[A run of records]
▬▬▬
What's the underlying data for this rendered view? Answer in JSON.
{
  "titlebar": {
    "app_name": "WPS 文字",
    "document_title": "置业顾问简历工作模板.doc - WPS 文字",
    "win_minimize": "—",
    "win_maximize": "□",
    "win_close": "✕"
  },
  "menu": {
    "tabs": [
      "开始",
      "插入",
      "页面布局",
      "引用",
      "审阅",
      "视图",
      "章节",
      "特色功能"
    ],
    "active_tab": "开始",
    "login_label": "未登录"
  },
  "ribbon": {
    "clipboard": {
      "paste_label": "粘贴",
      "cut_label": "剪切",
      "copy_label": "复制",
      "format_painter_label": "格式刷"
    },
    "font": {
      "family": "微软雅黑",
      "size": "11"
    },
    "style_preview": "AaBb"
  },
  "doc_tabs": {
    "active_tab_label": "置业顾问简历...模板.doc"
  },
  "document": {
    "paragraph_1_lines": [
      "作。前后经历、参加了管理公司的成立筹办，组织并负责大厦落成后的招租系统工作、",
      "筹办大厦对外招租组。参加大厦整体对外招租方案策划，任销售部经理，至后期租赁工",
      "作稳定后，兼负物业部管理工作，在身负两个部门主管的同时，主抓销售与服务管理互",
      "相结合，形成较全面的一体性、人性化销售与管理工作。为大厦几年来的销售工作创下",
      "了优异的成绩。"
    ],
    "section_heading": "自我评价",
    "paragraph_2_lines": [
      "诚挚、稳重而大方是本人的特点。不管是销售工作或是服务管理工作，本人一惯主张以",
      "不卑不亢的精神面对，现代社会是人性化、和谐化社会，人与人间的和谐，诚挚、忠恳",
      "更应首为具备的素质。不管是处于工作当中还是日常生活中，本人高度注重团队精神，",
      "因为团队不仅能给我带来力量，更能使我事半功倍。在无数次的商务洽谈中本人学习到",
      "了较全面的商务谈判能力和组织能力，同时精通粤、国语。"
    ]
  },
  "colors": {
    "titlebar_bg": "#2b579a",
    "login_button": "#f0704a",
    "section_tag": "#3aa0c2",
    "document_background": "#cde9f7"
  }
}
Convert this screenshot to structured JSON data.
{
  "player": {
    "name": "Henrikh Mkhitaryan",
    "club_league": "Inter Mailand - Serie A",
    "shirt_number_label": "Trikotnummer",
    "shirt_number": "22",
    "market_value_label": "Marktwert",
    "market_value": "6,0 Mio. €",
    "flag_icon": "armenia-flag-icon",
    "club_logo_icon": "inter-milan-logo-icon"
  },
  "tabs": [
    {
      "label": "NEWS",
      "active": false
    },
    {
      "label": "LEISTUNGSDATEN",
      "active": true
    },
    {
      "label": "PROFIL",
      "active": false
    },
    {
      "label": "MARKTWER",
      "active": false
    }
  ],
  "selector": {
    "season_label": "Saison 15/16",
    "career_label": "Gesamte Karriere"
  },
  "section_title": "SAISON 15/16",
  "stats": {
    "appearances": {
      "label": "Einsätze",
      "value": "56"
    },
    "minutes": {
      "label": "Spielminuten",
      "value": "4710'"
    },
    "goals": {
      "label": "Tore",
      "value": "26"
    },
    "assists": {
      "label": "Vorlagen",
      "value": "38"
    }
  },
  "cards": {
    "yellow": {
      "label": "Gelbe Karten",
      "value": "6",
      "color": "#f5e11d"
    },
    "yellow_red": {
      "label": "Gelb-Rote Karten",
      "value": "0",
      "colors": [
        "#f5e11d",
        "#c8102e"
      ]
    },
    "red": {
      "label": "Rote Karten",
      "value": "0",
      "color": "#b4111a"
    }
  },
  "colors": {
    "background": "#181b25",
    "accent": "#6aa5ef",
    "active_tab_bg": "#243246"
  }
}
▬▬▬
Short task: All of the data above should be transcribed exactly.

Expected answer:
What's the underlying data for this rendered view? Answer in JSON.
{
  "titlebar": {
    "app_name": "WPS 文字",
    "document_title": "置业顾问简历工作模板.doc - WPS 文字",
    "win_minimize": "—",
    "win_maximize": "□",
    "win_close": "✕"
  },
  "menu": {
    "tabs": [
      "开始",
      "插入",
      "页面布局",
      "引用",
      "审阅",
      "视图",
      "章节",
      "特色功能"
    ],
    "active_tab": "开始",
    "login_label": "未登录"
  },
  "ribbon": {
    "clipboard": {
      "paste_label": "粘贴",
      "cut_label": "剪切",
      "copy_label": "复制",
      "format_painter_label": "格式刷"
    },
    "font": {
      "family": "微软雅黑",
      "size": "11"
    },
    "style_preview": "AaBb"
  },
  "doc_tabs": {
    "active_tab_label": "置业顾问简历...模板.doc"
  },
  "document": {
    "paragraph_1_lines": [
      "作。前后经历、参加了管理公司的成立筹办，组织并负责大厦落成后的招租系统工作、",
      "筹办大厦对外招租组。参加大厦整体对外招租方案策划，任销售部经理，至后期租赁工",
      "作稳定后，兼负物业部管理工作，在身负两个部门主管的同时，主抓销售与服务管理互",
      "相结合，形成较全面的一体性、人性化销售与管理工作。为大厦几年来的销售工作创下",
      "了优异的成绩。"
    ],
    "section_heading": "自我评价",
    "paragraph_2_lines": [
      "诚挚、稳重而大方是本人的特点。不管是销售工作或是服务管理工作，本人一惯主张以",
      "不卑不亢的精神面对，现代社会是人性化、和谐化社会，人与人间的和谐，诚挚、忠恳",
      "更应首为具备的素质。不管是处于工作当中还是日常生活中，本人高度注重团队精神，",
      "因为团队不仅能给我带来力量，更能使我事半功倍。在无数次的商务洽谈中本人学习到",
      "了较全面的商务谈判能力和组织能力，同时精通粤、国语。"
    ]
  },
  "colors": {
    "titlebar_bg": "#2b579a",
    "login_button": "#f0704a",
    "section_tag": "#3aa0c2",
    "document_background": "#cde9f7"
  }
}
Convert this screenshot to structured JSON data.
{
  "player": {
    "name": "Henrikh Mkhitaryan",
    "club_league": "Inter Mailand - Serie A",
    "shirt_number_label": "Trikotnummer",
    "shirt_number": "22",
    "market_value_label": "Marktwert",
    "market_value": "6,0 Mio. €",
    "flag_icon": "armenia-flag-icon",
    "club_logo_icon": "inter-milan-logo-icon"
  },
  "tabs": [
    {
      "label": "NEWS",
      "active": false
    },
    {
      "label": "LEISTUNGSDATEN",
      "active": true
    },
    {
      "label": "PROFIL",
      "active": false
    },
    {
      "label": "MARKTWER",
      "active": false
    }
  ],
  "selector": {
    "season_label": "Saison 15/16",
    "career_label": "Gesamte Karriere"
  },
  "section_title": "SAISON 15/16",
  "stats": {
    "appearances": {
      "label": "Einsätze",
      "value": "56"
    },
    "minutes": {
      "label": "Spielminuten",
      "value": "4710'"
    },
    "goals": {
      "label": "Tore",
      "value": "26"
    },
    "assists": {
      "label": "Vorlagen",
      "value": "38"
    }
  },
  "cards": {
    "yellow": {
      "label": "Gelbe Karten",
      "value": "6",
      "color": "#f5e11d"
    },
    "yellow_red": {
      "label": "Gelb-Rote Karten",
      "value": "0",
      "colors": [
        "#f5e11d",
        "#c8102e"
      ]
    },
    "red": {
      "label": "Rote Karten",
      "value": "0",
      "color": "#b4111a"
    }
  },
  "colors": {
    "background": "#181b25",
    "accent": "#6aa5ef",
    "active_tab_bg": "#243246"
  }
}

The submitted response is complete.